## WRITTEN EXERCISE
Below are some records. Pull every line that contains the word "平方厘米".

## ENTRIES
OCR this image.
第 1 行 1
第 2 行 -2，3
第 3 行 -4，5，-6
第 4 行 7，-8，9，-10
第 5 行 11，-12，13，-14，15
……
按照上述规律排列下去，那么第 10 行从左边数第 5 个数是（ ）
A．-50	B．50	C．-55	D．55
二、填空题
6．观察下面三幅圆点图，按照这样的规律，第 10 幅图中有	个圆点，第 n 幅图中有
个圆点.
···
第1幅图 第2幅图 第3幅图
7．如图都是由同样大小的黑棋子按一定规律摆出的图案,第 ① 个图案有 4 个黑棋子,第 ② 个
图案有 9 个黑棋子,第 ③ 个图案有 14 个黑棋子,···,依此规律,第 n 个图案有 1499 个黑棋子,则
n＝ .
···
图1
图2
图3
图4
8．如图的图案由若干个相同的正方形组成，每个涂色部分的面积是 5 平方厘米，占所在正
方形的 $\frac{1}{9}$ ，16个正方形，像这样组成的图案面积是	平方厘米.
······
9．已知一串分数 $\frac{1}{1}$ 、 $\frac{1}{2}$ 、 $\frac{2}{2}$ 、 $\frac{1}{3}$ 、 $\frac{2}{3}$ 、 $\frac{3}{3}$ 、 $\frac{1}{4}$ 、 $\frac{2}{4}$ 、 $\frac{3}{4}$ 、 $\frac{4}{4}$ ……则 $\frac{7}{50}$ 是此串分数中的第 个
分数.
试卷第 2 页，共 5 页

## RESULT OF THIS EXERCISE
8．如图的图案由若干个相同的正方形组成，每个涂色部分的面积是 5 平方厘米，占所在正
方形的 $\frac{1}{9}$ ，16个正方形，像这样组成的图案面积是	平方厘米.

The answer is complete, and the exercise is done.